__Aim__. Copy each record exactly as it reads, leaving out any pictures it holds.

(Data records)
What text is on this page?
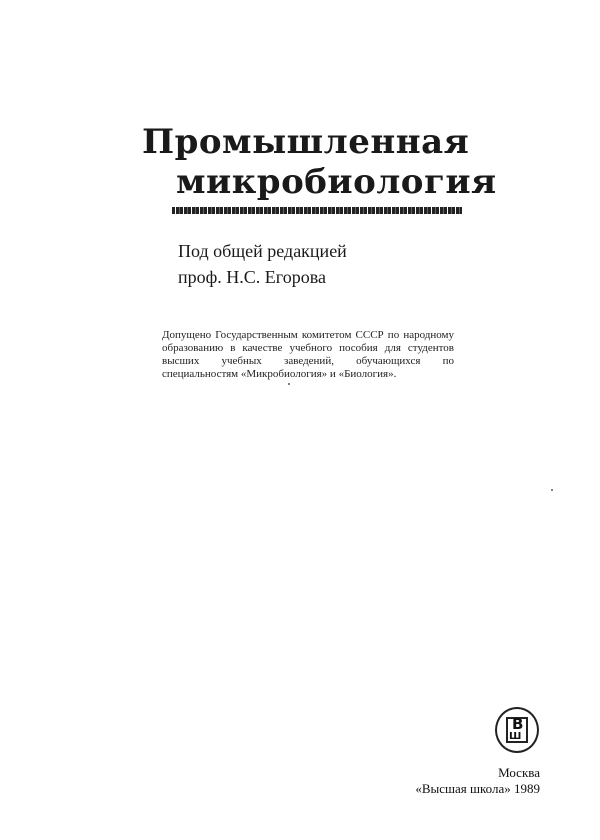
Промышленная
микробиология
Под общей редакцией
проф. Н.С. Егорова

Допущено Государственным комитетом СССР по народному образованию в качестве учебного пособия для студентов высших учебных заведений, обучающихся по специальностям «Микробиология» и «Биология».

В
Ш
Москва
«Высшая школа» 1989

__Exercise response__.
What text is on this page?
Промышленная
микробиология
Под общей редакцией
проф. Н.С. Егорова

Допущено Государственным комитетом СССР по народному образованию в качестве учебного пособия для студентов высших учебных заведений, обучающихся по специальностям «Микробиология» и «Биология».

В
Ш
Москва
«Высшая школа» 1989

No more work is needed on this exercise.